_DOCUMENT SEGMENT_
Based upon the forgoing analysis and ARC's expertise in the Montney formation in NE B.C., it is expected that significant additional reserves will be developed in the future with continued drilling success on currently undeveloped Montney acreage together with further development, completion refinements and improved economic conditions.  Historic drilling success and recoveries on the more fully developed Montney acreage, abundant well log and production test data, and the application of increased drilling densities support ARC's belief that significant additional resources will be recovered.  Continuous development through multi-year exploration and development programs and significant levels of future capital expenditures are required in order for additional resources to be recovered in the future.  The principal risks that would inhibit the recovery of additional reserves relate to the potential for variations in the quality of the Montney formation where minimal well data currently exists, access to the capital which would be required to develop the resources, low commodity prices that would curtail the economics of development and the future performance of wells, regulatory approvals, access to the required services at the appropriate cost, and the effectiveness of fraccing technology and applications.  The primary contingencies that prevent the economic contingent resources from being classified as reserves are the requirement for additional drilling, completion and testing data to confirm commercial production rates for development not immediately offsetting existing production.  Confirmation of commercial productivity is generally required before the company can prepare firm development plans and commit required capital for the development of the ECR.  Additional contingencies are related to the current lack of infrastructure required to develop the resources in a relatively quick time frame.  As continued delineation occurs, some resources currently classified as ECR are expected to be re-classified to Reserves.

_AVAILABLE DATA_
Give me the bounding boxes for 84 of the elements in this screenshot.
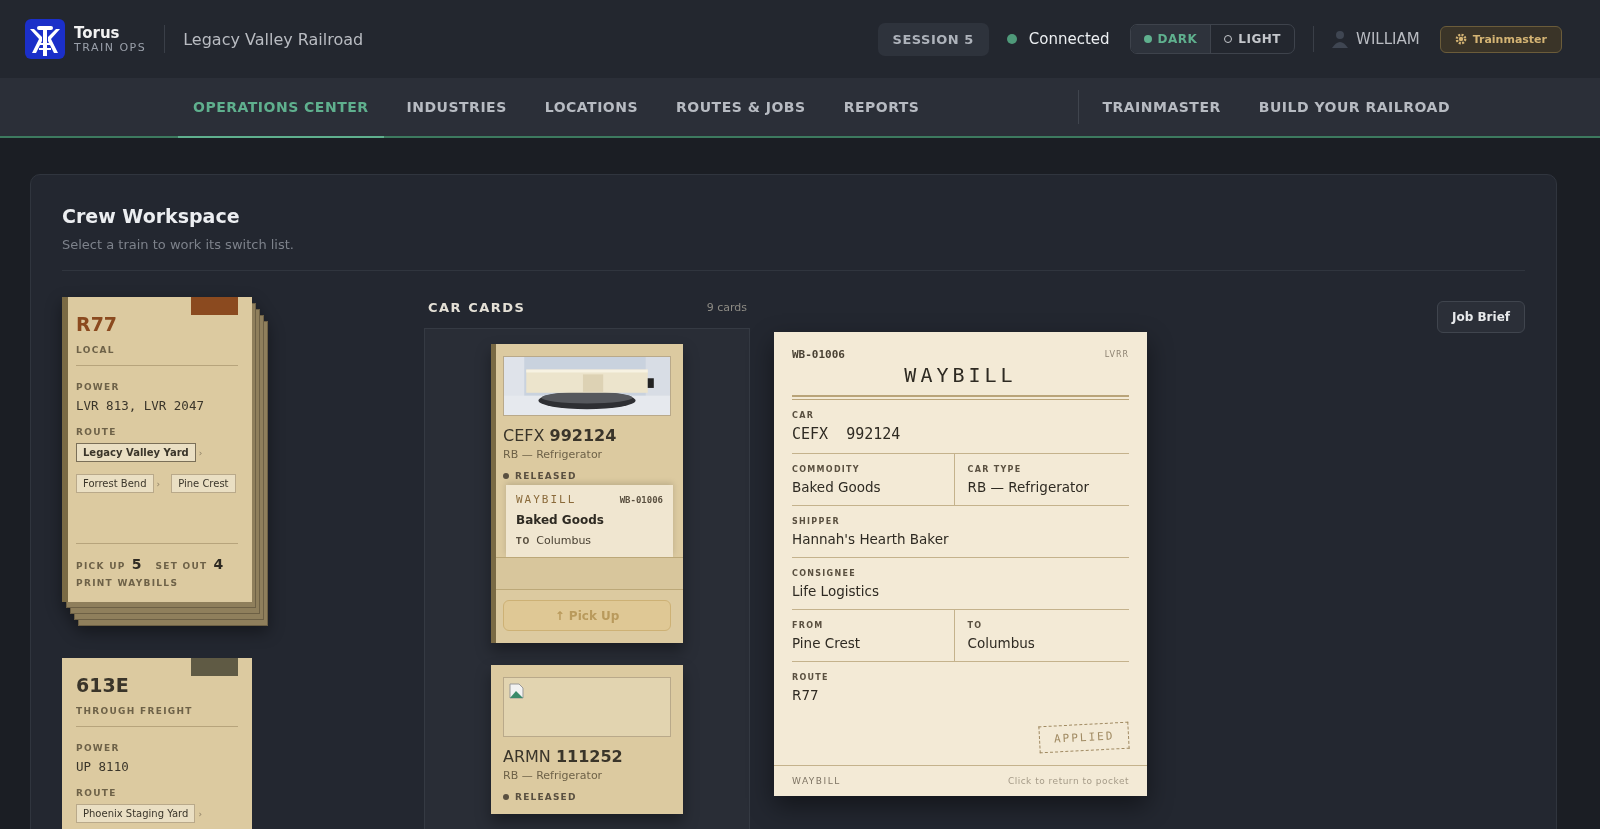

_YOUR OBJECTIVE_
List every principal risk that the Montney resources text says would inhibit the recovery of additional reserves.

_CORRECT ANSWER_
1. Variations in the quality of the Montney formation where minimal well data currently exists
2. Access to the capital that would be required to develop the resources
3. Low commodity prices that would curtail the economics of development and the future performance of wells
4. Regulatory approvals
5. Access to the required services at the appropriate cost
6. The effectiveness of fraccing technology and applications